----- Extracted records

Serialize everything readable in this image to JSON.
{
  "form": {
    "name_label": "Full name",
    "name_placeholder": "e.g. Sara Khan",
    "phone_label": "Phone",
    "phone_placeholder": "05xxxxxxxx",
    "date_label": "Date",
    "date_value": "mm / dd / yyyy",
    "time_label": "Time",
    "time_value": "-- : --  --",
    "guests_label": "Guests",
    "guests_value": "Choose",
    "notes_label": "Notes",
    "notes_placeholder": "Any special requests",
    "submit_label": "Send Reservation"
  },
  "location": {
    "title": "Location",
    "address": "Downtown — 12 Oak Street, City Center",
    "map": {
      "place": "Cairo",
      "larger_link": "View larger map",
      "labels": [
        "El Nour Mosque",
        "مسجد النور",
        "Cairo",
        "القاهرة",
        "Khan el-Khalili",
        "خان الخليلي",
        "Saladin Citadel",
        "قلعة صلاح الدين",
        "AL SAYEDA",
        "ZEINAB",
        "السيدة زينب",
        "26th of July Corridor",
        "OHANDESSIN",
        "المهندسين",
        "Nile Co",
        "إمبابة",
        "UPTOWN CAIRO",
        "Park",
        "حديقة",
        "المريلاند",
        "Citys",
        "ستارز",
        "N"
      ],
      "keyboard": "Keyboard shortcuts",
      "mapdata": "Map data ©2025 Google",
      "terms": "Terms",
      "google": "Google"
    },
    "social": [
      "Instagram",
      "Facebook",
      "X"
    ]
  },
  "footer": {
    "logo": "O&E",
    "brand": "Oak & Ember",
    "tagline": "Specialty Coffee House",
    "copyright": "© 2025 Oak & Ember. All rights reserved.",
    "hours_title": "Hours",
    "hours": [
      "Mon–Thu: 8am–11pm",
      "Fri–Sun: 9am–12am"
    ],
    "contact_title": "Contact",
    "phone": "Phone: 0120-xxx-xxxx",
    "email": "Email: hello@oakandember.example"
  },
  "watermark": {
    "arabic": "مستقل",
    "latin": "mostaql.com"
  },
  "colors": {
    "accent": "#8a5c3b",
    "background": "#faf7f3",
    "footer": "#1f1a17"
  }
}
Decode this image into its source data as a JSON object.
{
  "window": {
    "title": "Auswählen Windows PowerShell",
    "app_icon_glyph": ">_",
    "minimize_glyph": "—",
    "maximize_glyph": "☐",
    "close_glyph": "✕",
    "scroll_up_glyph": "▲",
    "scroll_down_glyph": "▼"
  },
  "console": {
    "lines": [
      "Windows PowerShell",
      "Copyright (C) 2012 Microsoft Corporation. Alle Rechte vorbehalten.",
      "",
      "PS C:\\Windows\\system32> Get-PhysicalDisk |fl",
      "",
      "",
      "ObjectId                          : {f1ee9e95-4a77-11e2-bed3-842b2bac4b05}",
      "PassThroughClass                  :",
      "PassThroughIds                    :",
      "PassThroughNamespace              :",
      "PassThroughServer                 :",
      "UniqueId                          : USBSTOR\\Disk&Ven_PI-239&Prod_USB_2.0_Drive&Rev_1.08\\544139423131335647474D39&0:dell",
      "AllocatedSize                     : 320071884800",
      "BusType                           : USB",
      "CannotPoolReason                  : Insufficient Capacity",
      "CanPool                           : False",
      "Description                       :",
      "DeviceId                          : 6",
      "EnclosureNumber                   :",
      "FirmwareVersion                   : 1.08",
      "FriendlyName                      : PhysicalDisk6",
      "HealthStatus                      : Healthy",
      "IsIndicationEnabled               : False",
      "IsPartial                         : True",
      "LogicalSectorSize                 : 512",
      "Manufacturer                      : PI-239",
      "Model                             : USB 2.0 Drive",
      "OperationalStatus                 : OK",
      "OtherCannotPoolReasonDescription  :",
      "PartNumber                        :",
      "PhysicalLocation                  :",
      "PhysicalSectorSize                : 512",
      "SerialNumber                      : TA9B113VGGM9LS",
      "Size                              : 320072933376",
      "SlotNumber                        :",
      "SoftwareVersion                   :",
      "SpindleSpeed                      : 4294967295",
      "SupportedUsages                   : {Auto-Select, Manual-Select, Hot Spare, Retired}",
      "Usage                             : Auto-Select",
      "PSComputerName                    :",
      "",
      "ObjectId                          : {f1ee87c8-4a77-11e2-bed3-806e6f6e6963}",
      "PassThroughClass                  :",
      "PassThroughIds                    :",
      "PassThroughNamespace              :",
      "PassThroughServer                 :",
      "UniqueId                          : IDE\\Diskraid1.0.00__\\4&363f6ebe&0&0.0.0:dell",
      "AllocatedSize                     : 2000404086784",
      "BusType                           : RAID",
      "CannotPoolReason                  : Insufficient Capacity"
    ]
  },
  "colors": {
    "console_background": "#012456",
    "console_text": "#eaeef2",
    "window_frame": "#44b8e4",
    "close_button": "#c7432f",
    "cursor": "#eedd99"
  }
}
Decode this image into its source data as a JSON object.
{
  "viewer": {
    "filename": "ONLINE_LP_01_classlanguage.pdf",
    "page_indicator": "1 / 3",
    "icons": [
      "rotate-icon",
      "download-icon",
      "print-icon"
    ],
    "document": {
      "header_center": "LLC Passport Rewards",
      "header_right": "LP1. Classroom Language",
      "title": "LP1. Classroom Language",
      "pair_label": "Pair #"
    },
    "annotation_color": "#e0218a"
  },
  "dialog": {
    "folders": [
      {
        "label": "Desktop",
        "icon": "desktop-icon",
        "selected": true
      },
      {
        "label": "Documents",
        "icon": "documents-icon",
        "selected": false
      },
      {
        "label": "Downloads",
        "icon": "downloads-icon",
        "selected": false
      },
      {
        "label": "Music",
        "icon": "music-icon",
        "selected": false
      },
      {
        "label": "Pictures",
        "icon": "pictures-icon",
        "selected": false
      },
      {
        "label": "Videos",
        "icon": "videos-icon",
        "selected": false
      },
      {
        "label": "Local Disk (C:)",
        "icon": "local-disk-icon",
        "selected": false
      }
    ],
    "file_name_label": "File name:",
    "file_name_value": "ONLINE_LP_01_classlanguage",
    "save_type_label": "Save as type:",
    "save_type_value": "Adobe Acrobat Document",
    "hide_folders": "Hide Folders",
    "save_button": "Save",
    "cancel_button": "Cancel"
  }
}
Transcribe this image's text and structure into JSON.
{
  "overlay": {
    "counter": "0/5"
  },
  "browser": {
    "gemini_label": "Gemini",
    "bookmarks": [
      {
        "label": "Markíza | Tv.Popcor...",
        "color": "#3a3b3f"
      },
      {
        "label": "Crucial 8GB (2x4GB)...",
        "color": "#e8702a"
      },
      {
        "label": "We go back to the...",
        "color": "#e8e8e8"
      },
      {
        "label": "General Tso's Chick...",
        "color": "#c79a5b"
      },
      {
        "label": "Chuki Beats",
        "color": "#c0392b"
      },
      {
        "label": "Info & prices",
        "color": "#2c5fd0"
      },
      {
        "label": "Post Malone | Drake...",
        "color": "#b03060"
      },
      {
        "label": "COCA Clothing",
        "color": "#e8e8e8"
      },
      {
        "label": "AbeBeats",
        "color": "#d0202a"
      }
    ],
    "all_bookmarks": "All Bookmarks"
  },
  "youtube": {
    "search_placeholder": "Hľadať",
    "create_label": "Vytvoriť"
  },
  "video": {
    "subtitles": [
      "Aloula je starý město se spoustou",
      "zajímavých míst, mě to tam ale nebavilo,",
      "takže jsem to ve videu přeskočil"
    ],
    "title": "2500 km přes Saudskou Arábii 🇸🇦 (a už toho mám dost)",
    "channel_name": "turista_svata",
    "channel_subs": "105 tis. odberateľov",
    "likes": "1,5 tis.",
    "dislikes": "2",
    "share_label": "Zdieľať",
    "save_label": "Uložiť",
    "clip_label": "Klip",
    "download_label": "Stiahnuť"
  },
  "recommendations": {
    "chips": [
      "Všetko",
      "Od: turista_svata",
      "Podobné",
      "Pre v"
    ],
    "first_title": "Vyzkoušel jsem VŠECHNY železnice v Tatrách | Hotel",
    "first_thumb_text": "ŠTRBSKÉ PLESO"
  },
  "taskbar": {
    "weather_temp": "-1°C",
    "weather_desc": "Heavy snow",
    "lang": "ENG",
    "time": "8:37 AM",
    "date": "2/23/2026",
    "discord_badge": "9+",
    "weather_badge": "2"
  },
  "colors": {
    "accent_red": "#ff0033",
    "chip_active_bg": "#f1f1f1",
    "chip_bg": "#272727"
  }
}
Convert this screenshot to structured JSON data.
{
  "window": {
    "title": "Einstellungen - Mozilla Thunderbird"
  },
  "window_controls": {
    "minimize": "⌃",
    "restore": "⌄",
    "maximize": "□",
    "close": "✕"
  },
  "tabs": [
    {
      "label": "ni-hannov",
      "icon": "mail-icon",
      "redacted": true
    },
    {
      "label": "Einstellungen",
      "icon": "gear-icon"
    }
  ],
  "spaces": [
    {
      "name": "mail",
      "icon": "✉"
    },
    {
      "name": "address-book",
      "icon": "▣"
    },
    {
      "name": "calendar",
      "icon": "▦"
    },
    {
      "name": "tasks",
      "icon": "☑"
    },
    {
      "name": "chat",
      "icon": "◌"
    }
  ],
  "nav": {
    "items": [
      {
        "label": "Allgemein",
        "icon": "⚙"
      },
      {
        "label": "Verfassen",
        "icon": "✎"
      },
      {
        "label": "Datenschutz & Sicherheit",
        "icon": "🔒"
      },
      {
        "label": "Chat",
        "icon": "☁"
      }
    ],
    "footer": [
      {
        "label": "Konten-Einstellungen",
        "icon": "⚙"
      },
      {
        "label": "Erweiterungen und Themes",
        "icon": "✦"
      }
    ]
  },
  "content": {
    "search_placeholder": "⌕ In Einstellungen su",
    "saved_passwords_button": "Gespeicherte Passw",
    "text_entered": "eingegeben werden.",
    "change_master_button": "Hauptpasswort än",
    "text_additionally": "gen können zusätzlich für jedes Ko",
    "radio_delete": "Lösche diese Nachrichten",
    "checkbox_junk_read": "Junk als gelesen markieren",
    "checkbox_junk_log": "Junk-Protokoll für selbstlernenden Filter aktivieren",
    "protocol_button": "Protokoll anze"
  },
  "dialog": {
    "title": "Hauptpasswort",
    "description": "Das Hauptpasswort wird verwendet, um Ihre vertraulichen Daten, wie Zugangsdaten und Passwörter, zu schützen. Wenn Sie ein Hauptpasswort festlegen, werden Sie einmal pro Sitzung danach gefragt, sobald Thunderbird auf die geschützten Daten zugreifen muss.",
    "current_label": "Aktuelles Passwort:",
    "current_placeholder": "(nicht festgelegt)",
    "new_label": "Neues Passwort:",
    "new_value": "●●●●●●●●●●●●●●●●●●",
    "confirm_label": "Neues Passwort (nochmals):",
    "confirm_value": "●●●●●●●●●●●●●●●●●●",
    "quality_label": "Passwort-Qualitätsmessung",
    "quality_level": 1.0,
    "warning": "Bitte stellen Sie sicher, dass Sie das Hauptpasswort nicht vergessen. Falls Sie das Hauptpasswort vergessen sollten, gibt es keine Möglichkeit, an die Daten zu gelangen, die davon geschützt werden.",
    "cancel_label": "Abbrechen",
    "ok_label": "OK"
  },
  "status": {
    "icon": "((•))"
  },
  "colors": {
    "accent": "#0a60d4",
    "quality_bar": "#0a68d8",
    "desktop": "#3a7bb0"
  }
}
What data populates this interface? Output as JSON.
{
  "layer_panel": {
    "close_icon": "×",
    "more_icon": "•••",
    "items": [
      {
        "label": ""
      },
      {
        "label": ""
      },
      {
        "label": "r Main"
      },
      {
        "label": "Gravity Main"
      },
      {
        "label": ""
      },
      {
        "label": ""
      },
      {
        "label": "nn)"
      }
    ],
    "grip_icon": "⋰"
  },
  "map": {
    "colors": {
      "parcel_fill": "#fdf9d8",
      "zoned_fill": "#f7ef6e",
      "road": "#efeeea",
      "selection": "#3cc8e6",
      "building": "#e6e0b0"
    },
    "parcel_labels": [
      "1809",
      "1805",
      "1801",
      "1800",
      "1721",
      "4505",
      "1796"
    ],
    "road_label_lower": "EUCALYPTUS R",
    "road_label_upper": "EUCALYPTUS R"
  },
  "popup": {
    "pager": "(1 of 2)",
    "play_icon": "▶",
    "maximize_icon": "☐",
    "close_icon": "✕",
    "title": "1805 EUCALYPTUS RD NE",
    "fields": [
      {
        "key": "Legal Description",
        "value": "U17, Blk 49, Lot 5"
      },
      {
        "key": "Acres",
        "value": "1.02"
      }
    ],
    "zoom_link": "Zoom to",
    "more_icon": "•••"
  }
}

----------

# [Exercise objective]
Write the lines out verbatim, from the one with "What data populates" through the last line of the entries, and stop there.

# [Exercise solution]
What data populates this interface? Output as JSON.
{
  "layer_panel": {
    "close_icon": "×",
    "more_icon": "•••",
    "items": [
      {
        "label": ""
      },
      {
        "label": ""
      },
      {
        "label": "r Main"
      },
      {
        "label": "Gravity Main"
      },
      {
        "label": ""
      },
      {
        "label": ""
      },
      {
        "label": "nn)"
      }
    ],
    "grip_icon": "⋰"
  },
  "map": {
    "colors": {
      "parcel_fill": "#fdf9d8",
      "zoned_fill": "#f7ef6e",
      "road": "#efeeea",
      "selection": "#3cc8e6",
      "building": "#e6e0b0"
    },
    "parcel_labels": [
      "1809",
      "1805",
      "1801",
      "1800",
      "1721",
      "4505",
      "1796"
    ],
    "road_label_lower": "EUCALYPTUS R",
    "road_label_upper": "EUCALYPTUS R"
  },
  "popup": {
    "pager": "(1 of 2)",
    "play_icon": "▶",
    "maximize_icon": "☐",
    "close_icon": "✕",
    "title": "1805 EUCALYPTUS RD NE",
    "fields": [
      {
        "key": "Legal Description",
        "value": "U17, Blk 49, Lot 5"
      },
      {
        "key": "Acres",
        "value": "1.02"
      }
    ],
    "zoom_link": "Zoom to",
    "more_icon": "•••"
  }
}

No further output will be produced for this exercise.